## Request:
Write out all the data again, exactly as it stands.

(Figure dataset records)

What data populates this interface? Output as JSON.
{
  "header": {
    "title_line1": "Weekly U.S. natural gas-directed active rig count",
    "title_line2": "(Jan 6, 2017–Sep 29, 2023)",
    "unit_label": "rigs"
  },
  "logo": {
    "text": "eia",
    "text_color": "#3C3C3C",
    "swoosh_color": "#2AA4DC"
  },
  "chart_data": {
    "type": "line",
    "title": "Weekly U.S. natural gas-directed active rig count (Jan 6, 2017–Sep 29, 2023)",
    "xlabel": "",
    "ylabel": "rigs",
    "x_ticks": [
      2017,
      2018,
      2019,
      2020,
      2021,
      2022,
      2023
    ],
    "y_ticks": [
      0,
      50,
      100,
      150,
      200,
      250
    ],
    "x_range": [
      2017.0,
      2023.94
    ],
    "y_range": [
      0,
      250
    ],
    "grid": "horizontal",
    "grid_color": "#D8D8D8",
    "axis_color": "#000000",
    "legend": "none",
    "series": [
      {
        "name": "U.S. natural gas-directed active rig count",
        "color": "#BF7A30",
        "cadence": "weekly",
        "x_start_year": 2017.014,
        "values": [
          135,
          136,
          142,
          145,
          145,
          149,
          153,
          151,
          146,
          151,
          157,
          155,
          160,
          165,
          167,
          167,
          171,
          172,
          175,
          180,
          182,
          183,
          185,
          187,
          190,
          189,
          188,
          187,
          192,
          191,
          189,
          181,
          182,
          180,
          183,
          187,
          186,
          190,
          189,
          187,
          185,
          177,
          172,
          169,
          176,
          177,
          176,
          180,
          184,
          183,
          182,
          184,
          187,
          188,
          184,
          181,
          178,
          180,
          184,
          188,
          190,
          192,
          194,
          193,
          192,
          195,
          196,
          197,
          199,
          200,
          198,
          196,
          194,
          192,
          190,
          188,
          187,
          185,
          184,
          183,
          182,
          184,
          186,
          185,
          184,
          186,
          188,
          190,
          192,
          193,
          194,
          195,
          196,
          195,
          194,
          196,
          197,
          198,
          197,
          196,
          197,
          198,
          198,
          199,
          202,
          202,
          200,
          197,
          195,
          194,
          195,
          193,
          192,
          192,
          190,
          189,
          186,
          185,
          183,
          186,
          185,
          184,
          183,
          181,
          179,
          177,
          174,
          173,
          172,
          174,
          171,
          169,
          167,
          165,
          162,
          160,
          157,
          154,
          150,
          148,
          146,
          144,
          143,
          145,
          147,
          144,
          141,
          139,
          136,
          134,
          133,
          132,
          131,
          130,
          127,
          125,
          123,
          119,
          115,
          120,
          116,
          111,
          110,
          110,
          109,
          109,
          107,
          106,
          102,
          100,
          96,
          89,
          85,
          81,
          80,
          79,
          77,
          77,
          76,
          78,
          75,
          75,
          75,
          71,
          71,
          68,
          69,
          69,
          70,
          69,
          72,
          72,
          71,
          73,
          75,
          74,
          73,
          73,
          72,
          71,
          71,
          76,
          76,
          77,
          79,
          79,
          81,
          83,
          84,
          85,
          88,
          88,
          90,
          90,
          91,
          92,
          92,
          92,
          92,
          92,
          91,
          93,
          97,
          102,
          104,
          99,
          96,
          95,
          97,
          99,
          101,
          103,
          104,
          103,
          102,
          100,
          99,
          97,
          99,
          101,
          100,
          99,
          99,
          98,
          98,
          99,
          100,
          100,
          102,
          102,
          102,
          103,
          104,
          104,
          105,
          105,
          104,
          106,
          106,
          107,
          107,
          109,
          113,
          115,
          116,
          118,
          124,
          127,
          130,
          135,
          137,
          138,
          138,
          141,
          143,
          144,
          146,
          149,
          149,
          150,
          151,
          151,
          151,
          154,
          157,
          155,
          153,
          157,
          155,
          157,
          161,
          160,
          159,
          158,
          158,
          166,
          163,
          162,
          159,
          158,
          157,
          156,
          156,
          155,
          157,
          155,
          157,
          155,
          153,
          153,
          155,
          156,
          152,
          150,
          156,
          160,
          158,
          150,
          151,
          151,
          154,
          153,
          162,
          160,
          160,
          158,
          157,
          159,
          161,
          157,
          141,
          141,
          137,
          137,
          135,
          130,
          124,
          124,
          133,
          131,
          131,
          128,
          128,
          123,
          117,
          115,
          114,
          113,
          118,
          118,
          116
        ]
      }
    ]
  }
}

## Completed task:
What data populates this interface? Output as JSON.
{
  "header": {
    "title_line1": "Weekly U.S. natural gas-directed active rig count",
    "title_line2": "(Jan 6, 2017–Sep 29, 2023)",
    "unit_label": "rigs"
  },
  "logo": {
    "text": "eia",
    "text_color": "#3C3C3C",
    "swoosh_color": "#2AA4DC"
  },
  "chart_data": {
    "type": "line",
    "title": "Weekly U.S. natural gas-directed active rig count (Jan 6, 2017–Sep 29, 2023)",
    "xlabel": "",
    "ylabel": "rigs",
    "x_ticks": [
      2017,
      2018,
      2019,
      2020,
      2021,
      2022,
      2023
    ],
    "y_ticks": [
      0,
      50,
      100,
      150,
      200,
      250
    ],
    "x_range": [
      2017.0,
      2023.94
    ],
    "y_range": [
      0,
      250
    ],
    "grid": "horizontal",
    "grid_color": "#D8D8D8",
    "axis_color": "#000000",
    "legend": "none",
    "series": [
      {
        "name": "U.S. natural gas-directed active rig count",
        "color": "#BF7A30",
        "cadence": "weekly",
        "x_start_year": 2017.014,
        "values": [
          135,
          136,
          142,
          145,
          145,
          149,
          153,
          151,
          146,
          151,
          157,
          155,
          160,
          165,
          167,
          167,
          171,
          172,
          175,
          180,
          182,
          183,
          185,
          187,
          190,
          189,
          188,
          187,
          192,
          191,
          189,
          181,
          182,
          180,
          183,
          187,
          186,
          190,
          189,
          187,
          185,
          177,
          172,
          169,
          176,
          177,
          176,
          180,
          184,
          183,
          182,
          184,
          187,
          188,
          184,
          181,
          178,
          180,
          184,
          188,
          190,
          192,
          194,
          193,
          192,
          195,
          196,
          197,
          199,
          200,
          198,
          196,
          194,
          192,
          190,
          188,
          187,
          185,
          184,
          183,
          182,
          184,
          186,
          185,
          184,
          186,
          188,
          190,
          192,
          193,
          194,
          195,
          196,
          195,
          194,
          196,
          197,
          198,
          197,
          196,
          197,
          198,
          198,
          199,
          202,
          202,
          200,
          197,
          195,
          194,
          195,
          193,
          192,
          192,
          190,
          189,
          186,
          185,
          183,
          186,
          185,
          184,
          183,
          181,
          179,
          177,
          174,
          173,
          172,
          174,
          171,
          169,
          167,
          165,
          162,
          160,
          157,
          154,
          150,
          148,
          146,
          144,
          143,
          145,
          147,
          144,
          141,
          139,
          136,
          134,
          133,
          132,
          131,
          130,
          127,
          125,
          123,
          119,
          115,
          120,
          116,
          111,
          110,
          110,
          109,
          109,
          107,
          106,
          102,
          100,
          96,
          89,
          85,
          81,
          80,
          79,
          77,
          77,
          76,
          78,
          75,
          75,
          75,
          71,
          71,
          68,
          69,
          69,
          70,
          69,
          72,
          72,
          71,
          73,
          75,
          74,
          73,
          73,
          72,
          71,
          71,
          76,
          76,
          77,
          79,
          79,
          81,
          83,
          84,
          85,
          88,
          88,
          90,
          90,
          91,
          92,
          92,
          92,
          92,
          92,
          91,
          93,
          97,
          102,
          104,
          99,
          96,
          95,
          97,
          99,
          101,
          103,
          104,
          103,
          102,
          100,
          99,
          97,
          99,
          101,
          100,
          99,
          99,
          98,
          98,
          99,
          100,
          100,
          102,
          102,
          102,
          103,
          104,
          104,
          105,
          105,
          104,
          106,
          106,
          107,
          107,
          109,
          113,
          115,
          116,
          118,
          124,
          127,
          130,
          135,
          137,
          138,
          138,
          141,
          143,
          144,
          146,
          149,
          149,
          150,
          151,
          151,
          151,
          154,
          157,
          155,
          153,
          157,
          155,
          157,
          161,
          160,
          159,
          158,
          158,
          166,
          163,
          162,
          159,
          158,
          157,
          156,
          156,
          155,
          157,
          155,
          157,
          155,
          153,
          153,
          155,
          156,
          152,
          150,
          156,
          160,
          158,
          150,
          151,
          151,
          154,
          153,
          162,
          160,
          160,
          158,
          157,
          159,
          161,
          157,
          141,
          141,
          137,
          137,
          135,
          130,
          124,
          124,
          133,
          131,
          131,
          128,
          128,
          123,
          117,
          115,
          114,
          113,
          118,
          118,
          116
        ]
      }
    ]
  }
}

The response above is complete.